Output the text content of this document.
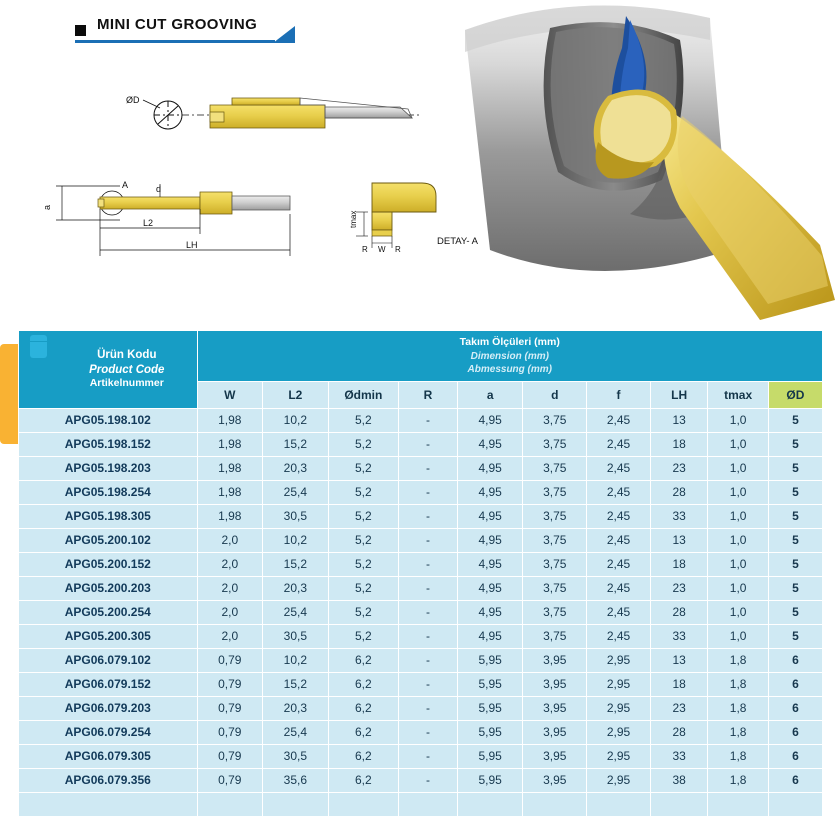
MINI CUT GROOVING
ØD
a
A	d
L2
LH
tmax
W
R	R
DETAY- A
Ürün Kodu
Product Code
Artikelnummer

Takım Ölçüleri (mm)
Dimension (mm)
Abmessung (mm)

	W	L2	Ødmin	R	a	d	f	LH	tmax	ØD
APG05.198.102	1,98	10,2	5,2	-	4,95	3,75	2,45	13	1,0	5
APG05.198.152	1,98	15,2	5,2	-	4,95	3,75	2,45	18	1,0	5
APG05.198.203	1,98	20,3	5,2	-	4,95	3,75	2,45	23	1,0	5
APG05.198.254	1,98	25,4	5,2	-	4,95	3,75	2,45	28	1,0	5
APG05.198.305	1,98	30,5	5,2	-	4,95	3,75	2,45	33	1,0	5
APG05.200.102	2,0	10,2	5,2	-	4,95	3,75	2,45	13	1,0	5
APG05.200.152	2,0	15,2	5,2	-	4,95	3,75	2,45	18	1,0	5
APG05.200.203	2,0	20,3	5,2	-	4,95	3,75	2,45	23	1,0	5
APG05.200.254	2,0	25,4	5,2	-	4,95	3,75	2,45	28	1,0	5
APG05.200.305	2,0	30,5	5,2	-	4,95	3,75	2,45	33	1,0	5
APG06.079.102	0,79	10,2	6,2	-	5,95	3,95	2,95	13	1,8	6
APG06.079.152	0,79	15,2	6,2	-	5,95	3,95	2,95	18	1,8	6
APG06.079.203	0,79	20,3	6,2	-	5,95	3,95	2,95	23	1,8	6
APG06.079.254	0,79	25,4	6,2	-	5,95	3,95	2,95	28	1,8	6
APG06.079.305	0,79	30,5	6,2	-	5,95	3,95	2,95	33	1,8	6
APG06.079.356	0,79	35,6	6,2	-	5,95	3,95	2,95	38	1,8	6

*Given task*. Give all the entries again exactly, dropping each picture.

*Problem solution*.
Output the text content of this document.
MINI CUT GROOVING
ØD
a
A	d
L2
LH
tmax
W
R	R
DETAY- A
Ürün Kodu
Product Code
Artikelnummer

Takım Ölçüleri (mm)
Dimension (mm)
Abmessung (mm)

	W	L2	Ødmin	R	a	d	f	LH	tmax	ØD
APG05.198.102	1,98	10,2	5,2	-	4,95	3,75	2,45	13	1,0	5
APG05.198.152	1,98	15,2	5,2	-	4,95	3,75	2,45	18	1,0	5
APG05.198.203	1,98	20,3	5,2	-	4,95	3,75	2,45	23	1,0	5
APG05.198.254	1,98	25,4	5,2	-	4,95	3,75	2,45	28	1,0	5
APG05.198.305	1,98	30,5	5,2	-	4,95	3,75	2,45	33	1,0	5
APG05.200.102	2,0	10,2	5,2	-	4,95	3,75	2,45	13	1,0	5
APG05.200.152	2,0	15,2	5,2	-	4,95	3,75	2,45	18	1,0	5
APG05.200.203	2,0	20,3	5,2	-	4,95	3,75	2,45	23	1,0	5
APG05.200.254	2,0	25,4	5,2	-	4,95	3,75	2,45	28	1,0	5
APG05.200.305	2,0	30,5	5,2	-	4,95	3,75	2,45	33	1,0	5
APG06.079.102	0,79	10,2	6,2	-	5,95	3,95	2,95	13	1,8	6
APG06.079.152	0,79	15,2	6,2	-	5,95	3,95	2,95	18	1,8	6
APG06.079.203	0,79	20,3	6,2	-	5,95	3,95	2,95	23	1,8	6
APG06.079.254	0,79	25,4	6,2	-	5,95	3,95	2,95	28	1,8	6
APG06.079.305	0,79	30,5	6,2	-	5,95	3,95	2,95	33	1,8	6
APG06.079.356	0,79	35,6	6,2	-	5,95	3,95	2,95	38	1,8	6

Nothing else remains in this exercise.